- _Task directions_:
Return the listing below word for word.

Source material start

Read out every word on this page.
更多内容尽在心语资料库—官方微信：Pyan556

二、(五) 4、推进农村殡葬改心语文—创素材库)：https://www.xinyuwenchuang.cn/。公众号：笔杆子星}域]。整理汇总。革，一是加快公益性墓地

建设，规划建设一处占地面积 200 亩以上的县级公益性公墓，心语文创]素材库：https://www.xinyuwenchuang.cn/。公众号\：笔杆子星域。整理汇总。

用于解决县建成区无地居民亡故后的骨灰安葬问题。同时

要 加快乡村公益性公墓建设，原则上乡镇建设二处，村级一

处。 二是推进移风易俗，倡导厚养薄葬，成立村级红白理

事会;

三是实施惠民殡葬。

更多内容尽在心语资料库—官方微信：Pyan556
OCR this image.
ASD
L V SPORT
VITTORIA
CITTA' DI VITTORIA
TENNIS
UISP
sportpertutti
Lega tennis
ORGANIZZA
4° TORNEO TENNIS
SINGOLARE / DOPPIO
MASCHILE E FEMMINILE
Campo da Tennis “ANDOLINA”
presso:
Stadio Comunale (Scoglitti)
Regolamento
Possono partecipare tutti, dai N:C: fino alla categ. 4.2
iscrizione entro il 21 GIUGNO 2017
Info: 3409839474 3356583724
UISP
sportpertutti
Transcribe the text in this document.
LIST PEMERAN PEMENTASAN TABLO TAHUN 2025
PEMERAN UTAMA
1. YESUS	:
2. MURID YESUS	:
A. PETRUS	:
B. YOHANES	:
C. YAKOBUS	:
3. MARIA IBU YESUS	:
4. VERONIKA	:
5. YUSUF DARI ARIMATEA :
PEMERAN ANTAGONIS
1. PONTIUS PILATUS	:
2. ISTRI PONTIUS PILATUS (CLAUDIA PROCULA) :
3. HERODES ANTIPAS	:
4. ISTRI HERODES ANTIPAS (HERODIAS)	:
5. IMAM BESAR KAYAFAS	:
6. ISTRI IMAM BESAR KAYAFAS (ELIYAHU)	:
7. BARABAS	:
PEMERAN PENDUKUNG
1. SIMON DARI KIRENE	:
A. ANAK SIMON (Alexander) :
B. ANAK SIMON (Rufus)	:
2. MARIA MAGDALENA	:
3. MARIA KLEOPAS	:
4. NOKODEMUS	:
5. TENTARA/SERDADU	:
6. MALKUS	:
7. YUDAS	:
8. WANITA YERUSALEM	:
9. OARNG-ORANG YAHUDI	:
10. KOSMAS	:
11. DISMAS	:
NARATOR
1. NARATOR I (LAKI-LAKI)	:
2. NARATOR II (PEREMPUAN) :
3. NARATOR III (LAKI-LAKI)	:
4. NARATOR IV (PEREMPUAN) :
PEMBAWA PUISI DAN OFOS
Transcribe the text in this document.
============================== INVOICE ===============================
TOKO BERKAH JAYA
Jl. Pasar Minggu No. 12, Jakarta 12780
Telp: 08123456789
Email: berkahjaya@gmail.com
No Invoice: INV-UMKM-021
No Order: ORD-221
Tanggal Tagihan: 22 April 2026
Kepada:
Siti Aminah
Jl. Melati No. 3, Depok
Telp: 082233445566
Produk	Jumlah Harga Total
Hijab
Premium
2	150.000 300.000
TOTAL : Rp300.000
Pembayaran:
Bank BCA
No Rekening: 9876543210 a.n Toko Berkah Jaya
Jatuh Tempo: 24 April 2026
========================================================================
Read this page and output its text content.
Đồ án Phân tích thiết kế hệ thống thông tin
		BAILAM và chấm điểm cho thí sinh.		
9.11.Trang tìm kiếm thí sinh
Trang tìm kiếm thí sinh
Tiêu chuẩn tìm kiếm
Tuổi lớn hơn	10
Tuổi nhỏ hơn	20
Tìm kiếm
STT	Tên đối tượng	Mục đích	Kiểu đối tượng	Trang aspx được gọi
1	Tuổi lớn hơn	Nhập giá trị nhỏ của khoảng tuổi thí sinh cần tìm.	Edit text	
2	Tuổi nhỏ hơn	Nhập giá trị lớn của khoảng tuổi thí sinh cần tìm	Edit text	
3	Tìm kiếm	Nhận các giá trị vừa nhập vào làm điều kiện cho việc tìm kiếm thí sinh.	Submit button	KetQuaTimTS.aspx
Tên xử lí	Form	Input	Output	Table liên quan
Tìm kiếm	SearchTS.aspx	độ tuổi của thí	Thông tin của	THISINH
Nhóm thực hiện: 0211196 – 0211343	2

Source material end

- _Expected output_:
Read out every word on this page.
更多内容尽在心语资料库—官方微信：Pyan556

二、(五) 4、推进农村殡葬改心语文—创素材库)：https://www.xinyuwenchuang.cn/。公众号：笔杆子星}域]。整理汇总。革，一是加快公益性墓地

建设，规划建设一处占地面积 200 亩以上的县级公益性公墓，心语文创]素材库：https://www.xinyuwenchuang.cn/。公众号\：笔杆子星域。整理汇总。

用于解决县建成区无地居民亡故后的骨灰安葬问题。同时

要 加快乡村公益性公墓建设，原则上乡镇建设二处，村级一

处。 二是推进移风易俗，倡导厚养薄葬，成立村级红白理

事会;

三是实施惠民殡葬。

更多内容尽在心语资料库—官方微信：Pyan556
OCR this image.
ASD
L V SPORT
VITTORIA
CITTA' DI VITTORIA
TENNIS
UISP
sportpertutti
Lega tennis
ORGANIZZA
4° TORNEO TENNIS
SINGOLARE / DOPPIO
MASCHILE E FEMMINILE
Campo da Tennis “ANDOLINA”
presso:
Stadio Comunale (Scoglitti)
Regolamento
Possono partecipare tutti, dai N:C: fino alla categ. 4.2
iscrizione entro il 21 GIUGNO 2017
Info: 3409839474 3356583724
UISP
sportpertutti
Transcribe the text in this document.
LIST PEMERAN PEMENTASAN TABLO TAHUN 2025
PEMERAN UTAMA
1. YESUS	:
2. MURID YESUS	:
A. PETRUS	:
B. YOHANES	:
C. YAKOBUS	:
3. MARIA IBU YESUS	:
4. VERONIKA	:
5. YUSUF DARI ARIMATEA :
PEMERAN ANTAGONIS
1. PONTIUS PILATUS	:
2. ISTRI PONTIUS PILATUS (CLAUDIA PROCULA) :
3. HERODES ANTIPAS	:
4. ISTRI HERODES ANTIPAS (HERODIAS)	:
5. IMAM BESAR KAYAFAS	:
6. ISTRI IMAM BESAR KAYAFAS (ELIYAHU)	:
7. BARABAS	:
PEMERAN PENDUKUNG
1. SIMON DARI KIRENE	:
A. ANAK SIMON (Alexander) :
B. ANAK SIMON (Rufus)	:
2. MARIA MAGDALENA	:
3. MARIA KLEOPAS	:
4. NOKODEMUS	:
5. TENTARA/SERDADU	:
6. MALKUS	:
7. YUDAS	:
8. WANITA YERUSALEM	:
9. OARNG-ORANG YAHUDI	:
10. KOSMAS	:
11. DISMAS	:
NARATOR
1. NARATOR I (LAKI-LAKI)	:
2. NARATOR II (PEREMPUAN) :
3. NARATOR III (LAKI-LAKI)	:
4. NARATOR IV (PEREMPUAN) :
PEMBAWA PUISI DAN OFOS
Transcribe the text in this document.
============================== INVOICE ===============================
TOKO BERKAH JAYA
Jl. Pasar Minggu No. 12, Jakarta 12780
Telp: 08123456789
Email: berkahjaya@gmail.com
No Invoice: INV-UMKM-021
No Order: ORD-221
Tanggal Tagihan: 22 April 2026
Kepada:
Siti Aminah
Jl. Melati No. 3, Depok
Telp: 082233445566
Produk	Jumlah Harga Total
Hijab
Premium
2	150.000 300.000
TOTAL : Rp300.000
Pembayaran:
Bank BCA
No Rekening: 9876543210 a.n Toko Berkah Jaya
Jatuh Tempo: 24 April 2026
========================================================================
Read this page and output its text content.
Đồ án Phân tích thiết kế hệ thống thông tin
		BAILAM và chấm điểm cho thí sinh.		
9.11.Trang tìm kiếm thí sinh
Trang tìm kiếm thí sinh
Tiêu chuẩn tìm kiếm
Tuổi lớn hơn	10
Tuổi nhỏ hơn	20
Tìm kiếm
STT	Tên đối tượng	Mục đích	Kiểu đối tượng	Trang aspx được gọi
1	Tuổi lớn hơn	Nhập giá trị nhỏ của khoảng tuổi thí sinh cần tìm.	Edit text	
2	Tuổi nhỏ hơn	Nhập giá trị lớn của khoảng tuổi thí sinh cần tìm	Edit text	
3	Tìm kiếm	Nhận các giá trị vừa nhập vào làm điều kiện cho việc tìm kiếm thí sinh.	Submit button	KetQuaTimTS.aspx
Tên xử lí	Form	Input	Output	Table liên quan
Tìm kiếm	SearchTS.aspx	độ tuổi của thí	Thông tin của	THISINH
Nhóm thực hiện: 0211196 – 0211343	2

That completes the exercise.